> BRIEF
Verbatim output of all the material below is required.
--- Start of INPUT FOR THIS TASK ---
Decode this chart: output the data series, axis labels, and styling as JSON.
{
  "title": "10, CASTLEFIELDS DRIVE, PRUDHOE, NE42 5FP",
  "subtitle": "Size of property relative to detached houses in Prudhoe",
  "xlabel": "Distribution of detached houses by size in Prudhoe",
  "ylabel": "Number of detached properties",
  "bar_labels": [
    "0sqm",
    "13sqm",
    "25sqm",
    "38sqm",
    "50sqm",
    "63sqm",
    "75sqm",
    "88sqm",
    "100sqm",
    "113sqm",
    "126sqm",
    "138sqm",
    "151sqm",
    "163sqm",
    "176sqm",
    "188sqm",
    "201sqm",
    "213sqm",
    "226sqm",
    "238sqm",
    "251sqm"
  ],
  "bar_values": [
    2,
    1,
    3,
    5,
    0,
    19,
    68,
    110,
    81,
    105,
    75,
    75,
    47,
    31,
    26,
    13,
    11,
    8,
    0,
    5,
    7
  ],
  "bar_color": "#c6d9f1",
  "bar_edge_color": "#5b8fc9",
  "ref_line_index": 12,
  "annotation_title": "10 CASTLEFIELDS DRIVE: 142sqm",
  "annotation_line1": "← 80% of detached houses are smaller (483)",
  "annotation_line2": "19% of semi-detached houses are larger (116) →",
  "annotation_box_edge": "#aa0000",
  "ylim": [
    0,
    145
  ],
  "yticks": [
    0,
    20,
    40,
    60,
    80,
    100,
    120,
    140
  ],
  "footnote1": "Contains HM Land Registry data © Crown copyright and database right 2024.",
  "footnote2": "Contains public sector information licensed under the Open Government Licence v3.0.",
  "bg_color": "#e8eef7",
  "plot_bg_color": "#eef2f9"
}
--- End of INPUT FOR THIS TASK ---
> TASK RESPONSE
Decode this chart: output the data series, axis labels, and styling as JSON.
{
  "title": "10, CASTLEFIELDS DRIVE, PRUDHOE, NE42 5FP",
  "subtitle": "Size of property relative to detached houses in Prudhoe",
  "xlabel": "Distribution of detached houses by size in Prudhoe",
  "ylabel": "Number of detached properties",
  "bar_labels": [
    "0sqm",
    "13sqm",
    "25sqm",
    "38sqm",
    "50sqm",
    "63sqm",
    "75sqm",
    "88sqm",
    "100sqm",
    "113sqm",
    "126sqm",
    "138sqm",
    "151sqm",
    "163sqm",
    "176sqm",
    "188sqm",
    "201sqm",
    "213sqm",
    "226sqm",
    "238sqm",
    "251sqm"
  ],
  "bar_values": [
    2,
    1,
    3,
    5,
    0,
    19,
    68,
    110,
    81,
    105,
    75,
    75,
    47,
    31,
    26,
    13,
    11,
    8,
    0,
    5,
    7
  ],
  "bar_color": "#c6d9f1",
  "bar_edge_color": "#5b8fc9",
  "ref_line_index": 12,
  "annotation_title": "10 CASTLEFIELDS DRIVE: 142sqm",
  "annotation_line1": "← 80% of detached houses are smaller (483)",
  "annotation_line2": "19% of semi-detached houses are larger (116) →",
  "annotation_box_edge": "#aa0000",
  "ylim": [
    0,
    145
  ],
  "yticks": [
    0,
    20,
    40,
    60,
    80,
    100,
    120,
    140
  ],
  "footnote1": "Contains HM Land Registry data © Crown copyright and database right 2024.",
  "footnote2": "Contains public sector information licensed under the Open Government Licence v3.0.",
  "bg_color": "#e8eef7",
  "plot_bg_color": "#eef2f9"
}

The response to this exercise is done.